(Source data)
** begin **

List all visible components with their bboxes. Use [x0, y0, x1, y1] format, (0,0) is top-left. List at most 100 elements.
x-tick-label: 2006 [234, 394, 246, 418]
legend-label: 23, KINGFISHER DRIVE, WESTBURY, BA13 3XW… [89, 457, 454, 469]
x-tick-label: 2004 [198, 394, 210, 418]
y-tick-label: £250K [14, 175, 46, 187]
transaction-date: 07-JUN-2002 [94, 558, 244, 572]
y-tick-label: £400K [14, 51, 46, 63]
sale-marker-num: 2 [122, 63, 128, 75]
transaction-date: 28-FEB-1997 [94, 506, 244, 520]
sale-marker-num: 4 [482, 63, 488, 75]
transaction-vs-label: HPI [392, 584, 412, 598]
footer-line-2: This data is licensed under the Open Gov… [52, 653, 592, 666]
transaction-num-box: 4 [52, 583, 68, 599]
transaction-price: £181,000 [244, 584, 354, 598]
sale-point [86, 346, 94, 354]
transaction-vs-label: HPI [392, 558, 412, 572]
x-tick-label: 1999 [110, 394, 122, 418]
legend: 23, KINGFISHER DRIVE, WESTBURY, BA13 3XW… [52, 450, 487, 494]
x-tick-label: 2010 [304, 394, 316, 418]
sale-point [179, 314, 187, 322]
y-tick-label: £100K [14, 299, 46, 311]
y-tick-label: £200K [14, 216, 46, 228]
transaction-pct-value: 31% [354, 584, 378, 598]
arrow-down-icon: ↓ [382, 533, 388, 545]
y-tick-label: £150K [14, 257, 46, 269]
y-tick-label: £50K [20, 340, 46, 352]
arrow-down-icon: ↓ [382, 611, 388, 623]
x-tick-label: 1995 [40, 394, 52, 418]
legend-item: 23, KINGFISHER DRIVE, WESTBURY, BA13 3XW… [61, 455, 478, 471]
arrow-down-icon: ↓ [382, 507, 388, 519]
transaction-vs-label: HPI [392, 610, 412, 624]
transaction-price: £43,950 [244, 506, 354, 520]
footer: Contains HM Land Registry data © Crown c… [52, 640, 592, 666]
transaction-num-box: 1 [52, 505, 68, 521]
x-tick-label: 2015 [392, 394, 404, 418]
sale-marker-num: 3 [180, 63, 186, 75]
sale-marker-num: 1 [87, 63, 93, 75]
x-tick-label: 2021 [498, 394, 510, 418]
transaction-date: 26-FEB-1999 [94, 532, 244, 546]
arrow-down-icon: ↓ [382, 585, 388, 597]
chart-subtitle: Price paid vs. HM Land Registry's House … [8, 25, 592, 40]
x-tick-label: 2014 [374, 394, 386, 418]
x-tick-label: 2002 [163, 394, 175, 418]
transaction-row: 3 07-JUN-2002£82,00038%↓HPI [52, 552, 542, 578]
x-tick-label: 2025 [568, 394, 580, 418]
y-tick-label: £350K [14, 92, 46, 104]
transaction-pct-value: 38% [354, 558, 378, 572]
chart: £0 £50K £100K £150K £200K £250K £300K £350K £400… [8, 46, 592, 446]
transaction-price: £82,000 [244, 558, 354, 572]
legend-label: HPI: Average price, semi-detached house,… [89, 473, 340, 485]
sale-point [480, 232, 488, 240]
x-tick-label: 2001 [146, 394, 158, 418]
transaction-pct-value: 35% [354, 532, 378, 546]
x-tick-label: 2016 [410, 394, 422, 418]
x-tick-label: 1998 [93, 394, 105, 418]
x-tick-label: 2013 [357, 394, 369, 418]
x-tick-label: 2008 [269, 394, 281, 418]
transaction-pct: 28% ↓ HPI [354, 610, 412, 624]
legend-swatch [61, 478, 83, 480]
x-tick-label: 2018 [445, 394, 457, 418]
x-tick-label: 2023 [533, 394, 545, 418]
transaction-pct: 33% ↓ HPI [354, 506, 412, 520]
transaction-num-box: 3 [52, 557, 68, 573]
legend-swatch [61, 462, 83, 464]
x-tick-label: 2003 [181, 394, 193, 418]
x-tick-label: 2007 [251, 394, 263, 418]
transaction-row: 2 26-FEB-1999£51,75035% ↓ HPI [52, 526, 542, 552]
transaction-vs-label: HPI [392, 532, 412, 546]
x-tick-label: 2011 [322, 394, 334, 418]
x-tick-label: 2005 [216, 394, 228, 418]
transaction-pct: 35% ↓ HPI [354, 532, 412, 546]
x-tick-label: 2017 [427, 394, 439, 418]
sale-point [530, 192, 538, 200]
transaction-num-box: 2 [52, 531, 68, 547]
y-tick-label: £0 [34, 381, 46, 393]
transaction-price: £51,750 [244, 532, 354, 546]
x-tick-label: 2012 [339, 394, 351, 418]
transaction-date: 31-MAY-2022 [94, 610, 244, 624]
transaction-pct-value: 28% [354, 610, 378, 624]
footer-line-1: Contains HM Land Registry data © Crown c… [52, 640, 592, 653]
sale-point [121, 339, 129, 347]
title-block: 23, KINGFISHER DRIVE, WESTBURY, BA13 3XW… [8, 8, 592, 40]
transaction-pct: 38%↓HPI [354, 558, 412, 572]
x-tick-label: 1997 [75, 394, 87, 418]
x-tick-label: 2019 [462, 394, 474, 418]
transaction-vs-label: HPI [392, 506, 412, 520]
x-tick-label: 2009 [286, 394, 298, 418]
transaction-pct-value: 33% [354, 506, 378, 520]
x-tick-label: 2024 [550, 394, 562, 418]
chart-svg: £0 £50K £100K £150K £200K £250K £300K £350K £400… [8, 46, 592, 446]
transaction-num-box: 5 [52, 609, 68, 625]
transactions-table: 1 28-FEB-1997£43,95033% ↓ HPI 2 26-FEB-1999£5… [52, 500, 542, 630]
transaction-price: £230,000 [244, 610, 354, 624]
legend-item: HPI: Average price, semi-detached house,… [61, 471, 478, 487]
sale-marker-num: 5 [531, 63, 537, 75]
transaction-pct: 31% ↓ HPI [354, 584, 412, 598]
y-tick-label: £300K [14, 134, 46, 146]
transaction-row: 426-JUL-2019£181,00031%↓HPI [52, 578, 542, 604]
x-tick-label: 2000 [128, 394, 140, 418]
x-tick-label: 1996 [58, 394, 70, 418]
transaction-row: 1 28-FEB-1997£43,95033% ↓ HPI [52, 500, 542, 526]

** end **

- **Task to carry out**: Copy out every line of the records above, character for character, with no changes.

- **Answer to the task**:
List all visible components with their bboxes. Use [x0, y0, x1, y1] format, (0,0) is top-left. List at most 100 elements.
x-tick-label: 2006 [234, 394, 246, 418]
legend-label: 23, KINGFISHER DRIVE, WESTBURY, BA13 3XW… [89, 457, 454, 469]
x-tick-label: 2004 [198, 394, 210, 418]
y-tick-label: £250K [14, 175, 46, 187]
transaction-date: 07-JUN-2002 [94, 558, 244, 572]
y-tick-label: £400K [14, 51, 46, 63]
sale-marker-num: 2 [122, 63, 128, 75]
transaction-date: 28-FEB-1997 [94, 506, 244, 520]
sale-marker-num: 4 [482, 63, 488, 75]
transaction-vs-label: HPI [392, 584, 412, 598]
footer-line-2: This data is licensed under the Open Gov… [52, 653, 592, 666]
transaction-num-box: 4 [52, 583, 68, 599]
transaction-price: £181,000 [244, 584, 354, 598]
sale-point [86, 346, 94, 354]
transaction-vs-label: HPI [392, 558, 412, 572]
x-tick-label: 1999 [110, 394, 122, 418]
legend: 23, KINGFISHER DRIVE, WESTBURY, BA13 3XW… [52, 450, 487, 494]
x-tick-label: 2010 [304, 394, 316, 418]
sale-point [179, 314, 187, 322]
y-tick-label: £100K [14, 299, 46, 311]
y-tick-label: £200K [14, 216, 46, 228]
transaction-pct-value: 31% [354, 584, 378, 598]
arrow-down-icon: ↓ [382, 533, 388, 545]
y-tick-label: £150K [14, 257, 46, 269]
y-tick-label: £50K [20, 340, 46, 352]
arrow-down-icon: ↓ [382, 611, 388, 623]
x-tick-label: 1995 [40, 394, 52, 418]
legend-item: 23, KINGFISHER DRIVE, WESTBURY, BA13 3XW… [61, 455, 478, 471]
arrow-down-icon: ↓ [382, 507, 388, 519]
transaction-vs-label: HPI [392, 610, 412, 624]
transaction-price: £43,950 [244, 506, 354, 520]
footer: Contains HM Land Registry data © Crown c… [52, 640, 592, 666]
transaction-num-box: 1 [52, 505, 68, 521]
x-tick-label: 2015 [392, 394, 404, 418]
sale-marker-num: 3 [180, 63, 186, 75]
sale-marker-num: 1 [87, 63, 93, 75]
x-tick-label: 2021 [498, 394, 510, 418]
transaction-date: 26-FEB-1999 [94, 532, 244, 546]
arrow-down-icon: ↓ [382, 585, 388, 597]
chart-subtitle: Price paid vs. HM Land Registry's House … [8, 25, 592, 40]
x-tick-label: 2014 [374, 394, 386, 418]
x-tick-label: 2002 [163, 394, 175, 418]
transaction-row: 3 07-JUN-2002£82,00038%↓HPI [52, 552, 542, 578]
x-tick-label: 2025 [568, 394, 580, 418]
y-tick-label: £350K [14, 92, 46, 104]
transaction-pct-value: 38% [354, 558, 378, 572]
chart: £0 £50K £100K £150K £200K £250K £300K £350K £400… [8, 46, 592, 446]
transaction-price: £82,000 [244, 558, 354, 572]
legend-label: HPI: Average price, semi-detached house,… [89, 473, 340, 485]
sale-point [480, 232, 488, 240]
x-tick-label: 2001 [146, 394, 158, 418]
transaction-pct-value: 35% [354, 532, 378, 546]
x-tick-label: 2016 [410, 394, 422, 418]
x-tick-label: 1998 [93, 394, 105, 418]
x-tick-label: 2013 [357, 394, 369, 418]
x-tick-label: 2008 [269, 394, 281, 418]
transaction-pct: 28% ↓ HPI [354, 610, 412, 624]
legend-swatch [61, 478, 83, 480]
x-tick-label: 2018 [445, 394, 457, 418]
x-tick-label: 2023 [533, 394, 545, 418]
transaction-pct: 33% ↓ HPI [354, 506, 412, 520]
transaction-num-box: 3 [52, 557, 68, 573]
legend-swatch [61, 462, 83, 464]
x-tick-label: 2003 [181, 394, 193, 418]
x-tick-label: 2007 [251, 394, 263, 418]
transaction-row: 2 26-FEB-1999£51,75035% ↓ HPI [52, 526, 542, 552]
transaction-vs-label: HPI [392, 532, 412, 546]
x-tick-label: 2011 [322, 394, 334, 418]
x-tick-label: 2005 [216, 394, 228, 418]
transaction-pct: 35% ↓ HPI [354, 532, 412, 546]
x-tick-label: 2017 [427, 394, 439, 418]
sale-point [530, 192, 538, 200]
transaction-num-box: 2 [52, 531, 68, 547]
y-tick-label: £0 [34, 381, 46, 393]
transaction-price: £51,750 [244, 532, 354, 546]
x-tick-label: 2012 [339, 394, 351, 418]
transaction-date: 31-MAY-2022 [94, 610, 244, 624]
transaction-pct-value: 28% [354, 610, 378, 624]
footer-line-1: Contains HM Land Registry data © Crown c… [52, 640, 592, 653]
sale-point [121, 339, 129, 347]
title-block: 23, KINGFISHER DRIVE, WESTBURY, BA13 3XW… [8, 8, 592, 40]
transaction-pct: 38%↓HPI [354, 558, 412, 572]
x-tick-label: 1997 [75, 394, 87, 418]
x-tick-label: 2019 [462, 394, 474, 418]
transaction-vs-label: HPI [392, 506, 412, 520]
x-tick-label: 2009 [286, 394, 298, 418]
transaction-pct-value: 33% [354, 506, 378, 520]
x-tick-label: 2024 [550, 394, 562, 418]
chart-svg: £0 £50K £100K £150K £200K £250K £300K £350K £400… [8, 46, 592, 446]
transaction-num-box: 5 [52, 609, 68, 625]
transactions-table: 1 28-FEB-1997£43,95033% ↓ HPI 2 26-FEB-1999£5… [52, 500, 542, 630]
transaction-price: £230,000 [244, 610, 354, 624]
legend-item: HPI: Average price, semi-detached house,… [61, 471, 478, 487]
sale-marker-num: 5 [531, 63, 537, 75]
transaction-pct: 31% ↓ HPI [354, 584, 412, 598]
y-tick-label: £300K [14, 134, 46, 146]
transaction-row: 426-JUL-2019£181,00031%↓HPI [52, 578, 542, 604]
x-tick-label: 2000 [128, 394, 140, 418]
x-tick-label: 1996 [58, 394, 70, 418]
transaction-row: 1 28-FEB-1997£43,95033% ↓ HPI [52, 500, 542, 526]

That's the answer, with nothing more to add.